[Items from a dataset]
═══
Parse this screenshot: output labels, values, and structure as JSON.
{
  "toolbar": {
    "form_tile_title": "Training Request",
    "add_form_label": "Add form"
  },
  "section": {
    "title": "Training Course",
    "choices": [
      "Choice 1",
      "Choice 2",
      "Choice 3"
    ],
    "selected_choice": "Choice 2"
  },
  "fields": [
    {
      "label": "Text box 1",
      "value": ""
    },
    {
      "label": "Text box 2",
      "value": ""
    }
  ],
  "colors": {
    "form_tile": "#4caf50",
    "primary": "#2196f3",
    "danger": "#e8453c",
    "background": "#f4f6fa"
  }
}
═══
Task statement –
Go through the records above and retype each one exactly.

Complete output –
Parse this screenshot: output labels, values, and structure as JSON.
{
  "toolbar": {
    "form_tile_title": "Training Request",
    "add_form_label": "Add form"
  },
  "section": {
    "title": "Training Course",
    "choices": [
      "Choice 1",
      "Choice 2",
      "Choice 3"
    ],
    "selected_choice": "Choice 2"
  },
  "fields": [
    {
      "label": "Text box 1",
      "value": ""
    },
    {
      "label": "Text box 2",
      "value": ""
    }
  ],
  "colors": {
    "form_tile": "#4caf50",
    "primary": "#2196f3",
    "danger": "#e8453c",
    "background": "#f4f6fa"
  }
}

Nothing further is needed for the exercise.